▶ **DIRECTIONS FOR THIS TASK**: Extract each line containing the string "image".
•••
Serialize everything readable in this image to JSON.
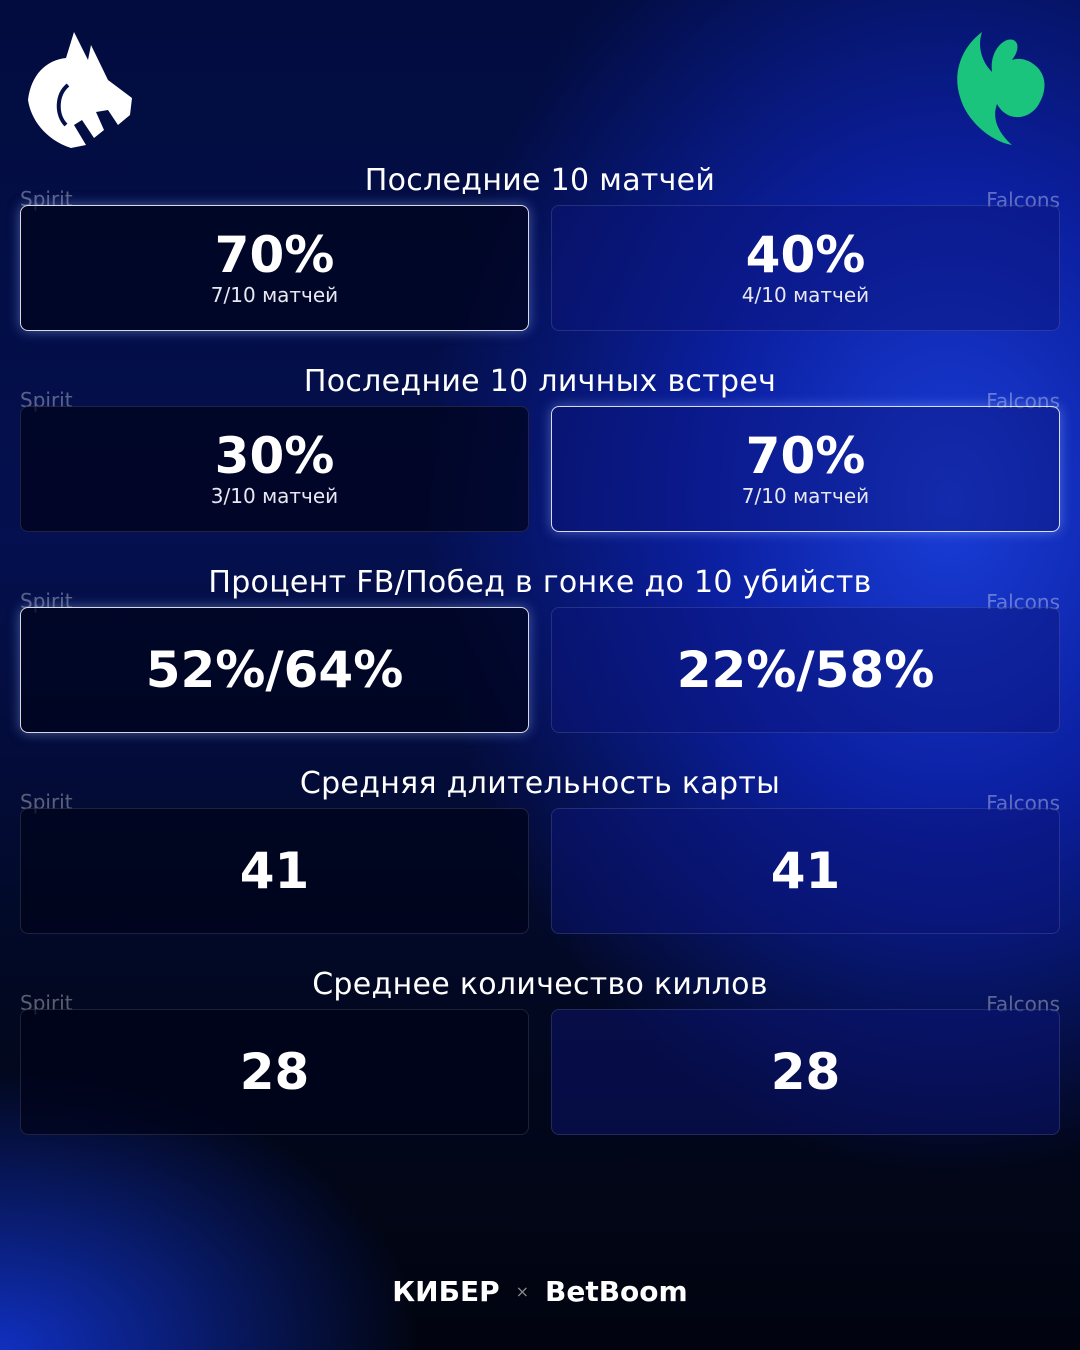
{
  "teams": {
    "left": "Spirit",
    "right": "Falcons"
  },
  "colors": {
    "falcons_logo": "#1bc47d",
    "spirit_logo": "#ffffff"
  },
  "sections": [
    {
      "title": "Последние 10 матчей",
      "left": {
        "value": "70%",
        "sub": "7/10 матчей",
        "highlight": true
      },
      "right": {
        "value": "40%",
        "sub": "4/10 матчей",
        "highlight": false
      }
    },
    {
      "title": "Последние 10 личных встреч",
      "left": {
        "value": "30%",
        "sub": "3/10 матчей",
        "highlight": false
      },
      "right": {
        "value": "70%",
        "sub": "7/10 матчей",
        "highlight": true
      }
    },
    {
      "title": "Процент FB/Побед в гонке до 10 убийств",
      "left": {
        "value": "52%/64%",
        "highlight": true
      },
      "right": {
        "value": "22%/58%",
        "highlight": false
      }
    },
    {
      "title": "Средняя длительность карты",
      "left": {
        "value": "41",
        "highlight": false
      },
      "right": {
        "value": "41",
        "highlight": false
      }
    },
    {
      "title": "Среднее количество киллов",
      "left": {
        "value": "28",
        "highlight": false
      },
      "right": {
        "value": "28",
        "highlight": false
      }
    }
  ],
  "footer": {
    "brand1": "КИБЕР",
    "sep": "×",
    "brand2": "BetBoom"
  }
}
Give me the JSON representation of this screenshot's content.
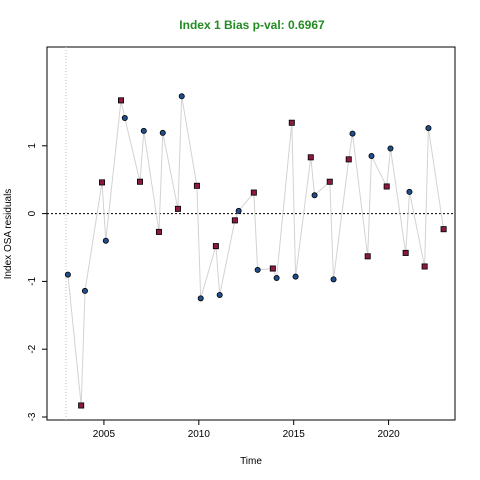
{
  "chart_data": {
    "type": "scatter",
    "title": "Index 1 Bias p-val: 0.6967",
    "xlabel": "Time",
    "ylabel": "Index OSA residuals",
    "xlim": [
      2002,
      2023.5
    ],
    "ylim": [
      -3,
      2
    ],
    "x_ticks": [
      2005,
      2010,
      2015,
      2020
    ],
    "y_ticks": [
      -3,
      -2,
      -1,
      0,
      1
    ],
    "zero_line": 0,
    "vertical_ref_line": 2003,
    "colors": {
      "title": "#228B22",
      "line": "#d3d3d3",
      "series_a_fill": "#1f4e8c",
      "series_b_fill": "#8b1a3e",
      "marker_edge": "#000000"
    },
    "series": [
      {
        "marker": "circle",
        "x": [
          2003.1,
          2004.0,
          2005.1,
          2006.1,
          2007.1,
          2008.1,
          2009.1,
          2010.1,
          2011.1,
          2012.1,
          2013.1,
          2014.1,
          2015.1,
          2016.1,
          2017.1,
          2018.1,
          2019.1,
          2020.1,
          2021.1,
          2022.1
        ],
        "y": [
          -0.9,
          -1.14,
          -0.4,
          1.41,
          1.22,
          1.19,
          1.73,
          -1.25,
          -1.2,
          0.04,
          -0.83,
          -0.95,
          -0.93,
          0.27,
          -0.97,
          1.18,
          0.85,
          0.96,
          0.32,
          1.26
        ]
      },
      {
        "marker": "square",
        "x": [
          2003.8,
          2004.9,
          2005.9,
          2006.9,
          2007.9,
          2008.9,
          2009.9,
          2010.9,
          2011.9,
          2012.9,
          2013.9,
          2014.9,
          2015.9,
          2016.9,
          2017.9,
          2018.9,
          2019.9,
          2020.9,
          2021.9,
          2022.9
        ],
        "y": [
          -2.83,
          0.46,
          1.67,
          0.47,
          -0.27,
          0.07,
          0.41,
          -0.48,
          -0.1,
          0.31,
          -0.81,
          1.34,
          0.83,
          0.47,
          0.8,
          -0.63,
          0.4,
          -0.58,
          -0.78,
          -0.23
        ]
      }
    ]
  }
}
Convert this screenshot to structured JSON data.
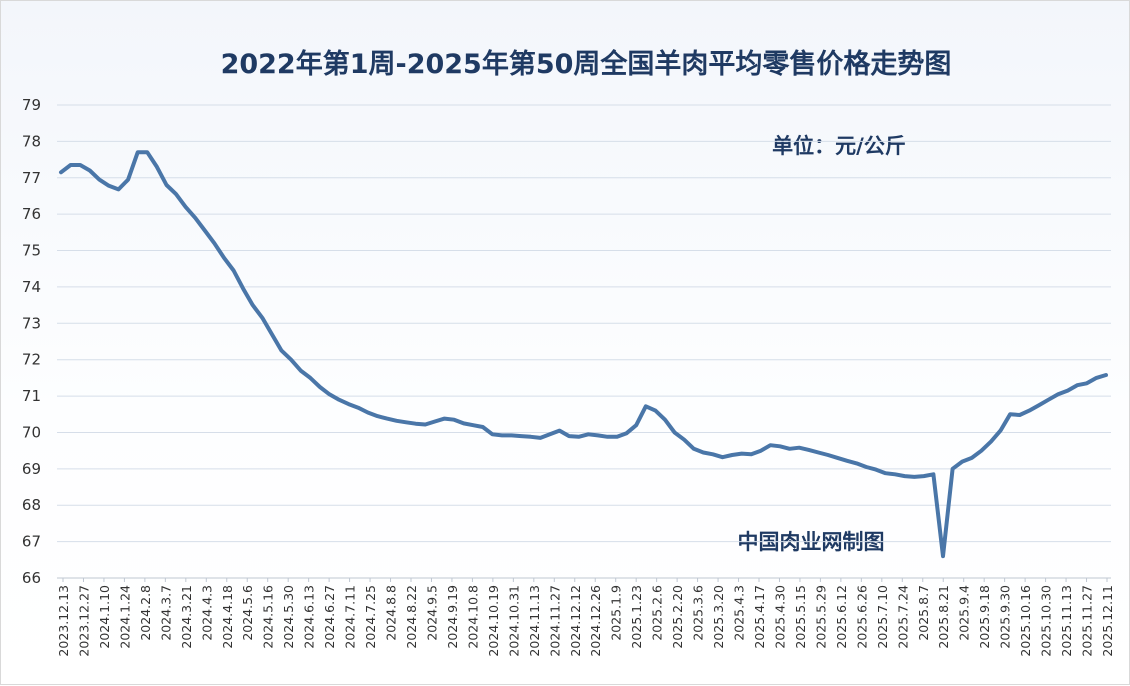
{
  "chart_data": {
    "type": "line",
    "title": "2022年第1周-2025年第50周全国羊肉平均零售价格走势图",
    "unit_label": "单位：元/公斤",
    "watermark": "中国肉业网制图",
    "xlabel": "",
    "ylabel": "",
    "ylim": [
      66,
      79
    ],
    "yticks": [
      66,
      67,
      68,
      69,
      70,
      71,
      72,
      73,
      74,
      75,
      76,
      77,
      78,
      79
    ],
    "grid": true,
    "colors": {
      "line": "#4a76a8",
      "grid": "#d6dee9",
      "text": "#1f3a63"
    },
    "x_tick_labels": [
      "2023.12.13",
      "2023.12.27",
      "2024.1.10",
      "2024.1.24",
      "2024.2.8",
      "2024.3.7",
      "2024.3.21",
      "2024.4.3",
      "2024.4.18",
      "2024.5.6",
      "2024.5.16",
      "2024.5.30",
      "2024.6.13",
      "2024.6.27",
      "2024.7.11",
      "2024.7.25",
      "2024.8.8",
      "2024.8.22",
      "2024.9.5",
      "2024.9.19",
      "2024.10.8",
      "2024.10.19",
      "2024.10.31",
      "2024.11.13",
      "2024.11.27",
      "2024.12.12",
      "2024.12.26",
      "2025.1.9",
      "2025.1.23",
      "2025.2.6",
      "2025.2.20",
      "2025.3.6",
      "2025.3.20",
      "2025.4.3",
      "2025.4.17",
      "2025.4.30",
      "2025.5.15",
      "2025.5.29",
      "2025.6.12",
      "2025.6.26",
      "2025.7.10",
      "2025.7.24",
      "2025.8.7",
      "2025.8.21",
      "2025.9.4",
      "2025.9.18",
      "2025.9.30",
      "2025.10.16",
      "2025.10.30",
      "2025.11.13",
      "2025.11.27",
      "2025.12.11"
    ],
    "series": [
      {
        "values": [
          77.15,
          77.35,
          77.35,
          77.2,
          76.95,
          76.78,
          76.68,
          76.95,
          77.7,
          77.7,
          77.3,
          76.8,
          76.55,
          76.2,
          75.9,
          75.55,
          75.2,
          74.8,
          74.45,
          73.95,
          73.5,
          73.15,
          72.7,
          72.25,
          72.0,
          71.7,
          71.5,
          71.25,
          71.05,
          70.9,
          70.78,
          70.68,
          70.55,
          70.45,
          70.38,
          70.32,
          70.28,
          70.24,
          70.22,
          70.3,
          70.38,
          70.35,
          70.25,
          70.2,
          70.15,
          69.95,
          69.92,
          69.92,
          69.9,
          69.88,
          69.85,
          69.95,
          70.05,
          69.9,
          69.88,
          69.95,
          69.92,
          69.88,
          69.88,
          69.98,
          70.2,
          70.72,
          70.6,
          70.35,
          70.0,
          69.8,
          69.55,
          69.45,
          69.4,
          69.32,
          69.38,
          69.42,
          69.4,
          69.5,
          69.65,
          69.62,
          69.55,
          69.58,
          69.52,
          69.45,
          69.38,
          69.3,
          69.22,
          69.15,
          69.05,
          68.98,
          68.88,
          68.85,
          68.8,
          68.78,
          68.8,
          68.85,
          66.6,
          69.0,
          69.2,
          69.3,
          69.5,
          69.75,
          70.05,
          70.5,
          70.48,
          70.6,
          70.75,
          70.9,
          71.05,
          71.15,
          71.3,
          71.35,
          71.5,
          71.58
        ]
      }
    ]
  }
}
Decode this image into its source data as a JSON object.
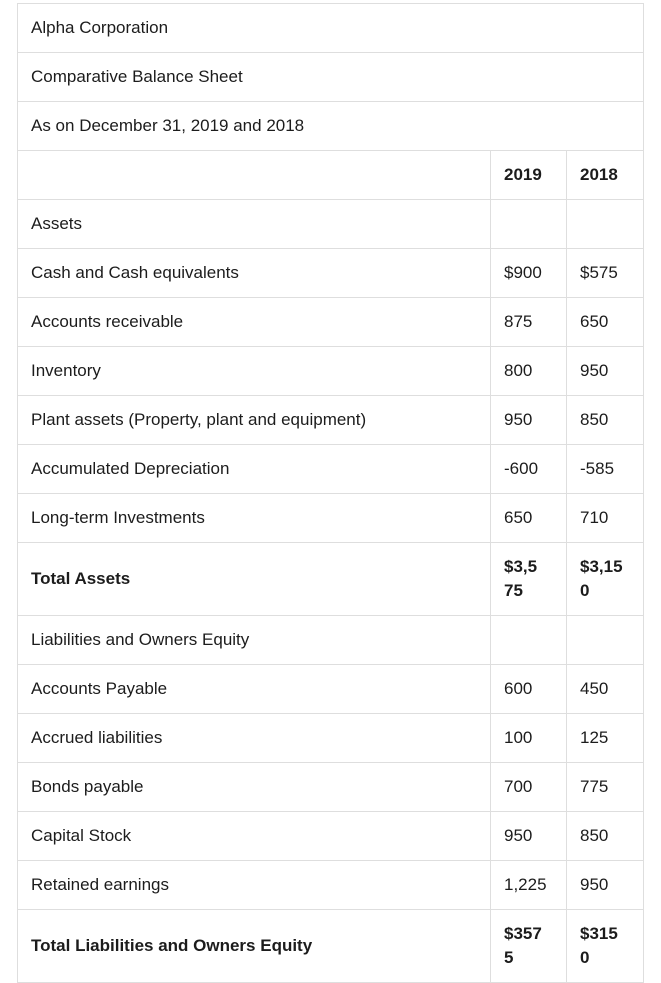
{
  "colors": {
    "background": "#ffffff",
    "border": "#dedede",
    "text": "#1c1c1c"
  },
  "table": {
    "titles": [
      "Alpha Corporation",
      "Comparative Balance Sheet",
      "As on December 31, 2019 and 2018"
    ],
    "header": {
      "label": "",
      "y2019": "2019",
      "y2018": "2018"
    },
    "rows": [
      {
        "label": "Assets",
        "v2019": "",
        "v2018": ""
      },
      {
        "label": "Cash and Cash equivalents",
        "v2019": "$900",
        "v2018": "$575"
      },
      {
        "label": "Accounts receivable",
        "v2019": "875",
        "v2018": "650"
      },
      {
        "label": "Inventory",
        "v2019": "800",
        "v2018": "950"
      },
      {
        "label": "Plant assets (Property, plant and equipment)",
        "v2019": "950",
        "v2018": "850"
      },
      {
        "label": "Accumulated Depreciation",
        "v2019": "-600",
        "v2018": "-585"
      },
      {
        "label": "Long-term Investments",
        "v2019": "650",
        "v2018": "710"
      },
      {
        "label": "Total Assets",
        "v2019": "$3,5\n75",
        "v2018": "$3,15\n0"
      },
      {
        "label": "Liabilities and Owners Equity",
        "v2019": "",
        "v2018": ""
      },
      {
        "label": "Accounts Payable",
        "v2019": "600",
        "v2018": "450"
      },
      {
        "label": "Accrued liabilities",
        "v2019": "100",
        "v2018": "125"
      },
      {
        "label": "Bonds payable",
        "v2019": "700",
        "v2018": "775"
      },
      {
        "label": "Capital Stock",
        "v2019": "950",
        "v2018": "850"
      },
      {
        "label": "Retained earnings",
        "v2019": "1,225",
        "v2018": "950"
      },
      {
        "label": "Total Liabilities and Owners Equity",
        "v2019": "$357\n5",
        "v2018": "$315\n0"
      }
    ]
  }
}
•••
▶ **EXPECTED ANSWER**:
Serialize everything readable in this image to JSON.
Decode this image into its source data as a JSON object.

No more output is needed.